**Given records:**
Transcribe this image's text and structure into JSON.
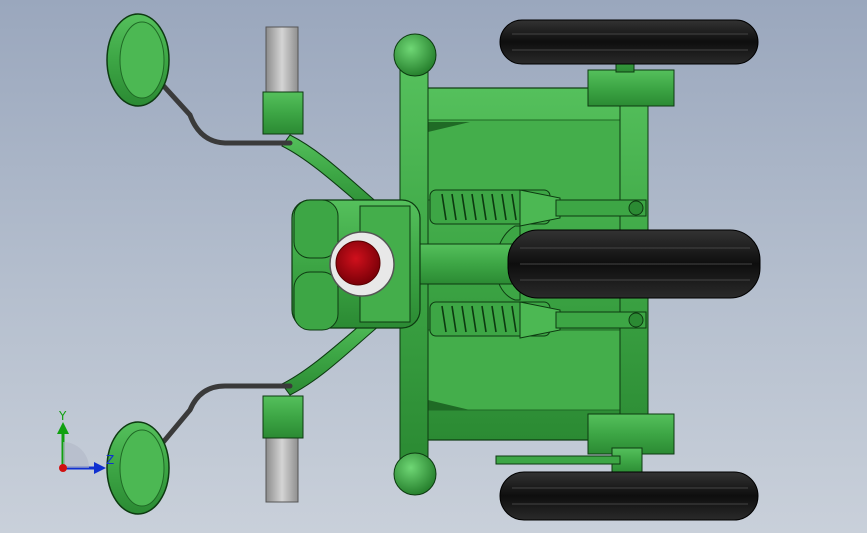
{
  "viewport": {
    "background_top": "#9aa7bd",
    "background_bottom": "#c9d0da"
  },
  "model": {
    "body_color": "#3da645",
    "body_dark": "#1f6a25",
    "tire_color": "#111111",
    "lens_color": "#b0000c",
    "pipe_color": "#a9a9a9"
  },
  "triad": {
    "x_label": "",
    "y_label": "Y",
    "z_label": "Z",
    "x_color": "#d01010",
    "y_color": "#10a010",
    "z_color": "#1030d0"
  }
}
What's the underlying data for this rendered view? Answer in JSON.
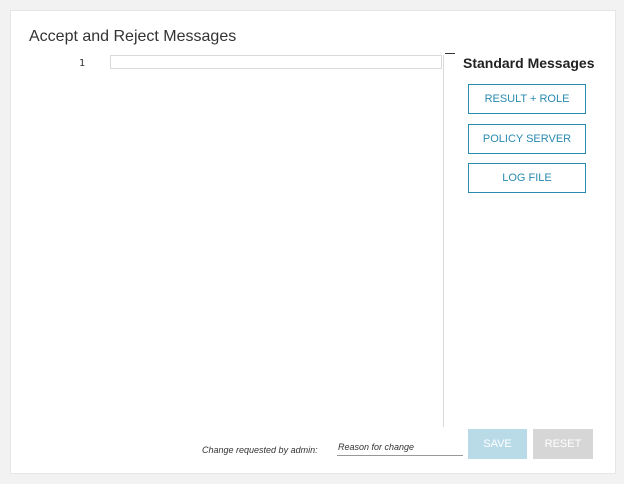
{
  "section": {
    "title": "Accept and Reject Messages"
  },
  "editor": {
    "line_numbers": [
      "1"
    ],
    "content": ""
  },
  "standard_messages": {
    "title": "Standard Messages",
    "buttons": [
      {
        "label": "RESULT + ROLE"
      },
      {
        "label": "POLICY SERVER"
      },
      {
        "label": "LOG FILE"
      }
    ]
  },
  "footer": {
    "change_label": "Change requested by admin:",
    "reason_placeholder": "Reason for change",
    "save_label": "SAVE",
    "reset_label": "RESET"
  },
  "colors": {
    "accent": "#2a8ab0",
    "save_disabled": "#b9dbe8",
    "reset_disabled": "#d6d6d6"
  }
}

**Do this:** Pictures stay out; repeat all the rest of the records exactly.

**Problem solution:**
Transcribe this image's text and structure into JSON.
{
  "viewport": {
    "background_top": "#9aa7bd",
    "background_bottom": "#c9d0da"
  },
  "model": {
    "body_color": "#3da645",
    "body_dark": "#1f6a25",
    "tire_color": "#111111",
    "lens_color": "#b0000c",
    "pipe_color": "#a9a9a9"
  },
  "triad": {
    "x_label": "",
    "y_label": "Y",
    "z_label": "Z",
    "x_color": "#d01010",
    "y_color": "#10a010",
    "z_color": "#1030d0"
  }
}
What's the underlying data for this rendered view? Answer in JSON.
{
  "section": {
    "title": "Accept and Reject Messages"
  },
  "editor": {
    "line_numbers": [
      "1"
    ],
    "content": ""
  },
  "standard_messages": {
    "title": "Standard Messages",
    "buttons": [
      {
        "label": "RESULT + ROLE"
      },
      {
        "label": "POLICY SERVER"
      },
      {
        "label": "LOG FILE"
      }
    ]
  },
  "footer": {
    "change_label": "Change requested by admin:",
    "reason_placeholder": "Reason for change",
    "save_label": "SAVE",
    "reset_label": "RESET"
  },
  "colors": {
    "accent": "#2a8ab0",
    "save_disabled": "#b9dbe8",
    "reset_disabled": "#d6d6d6"
  }
}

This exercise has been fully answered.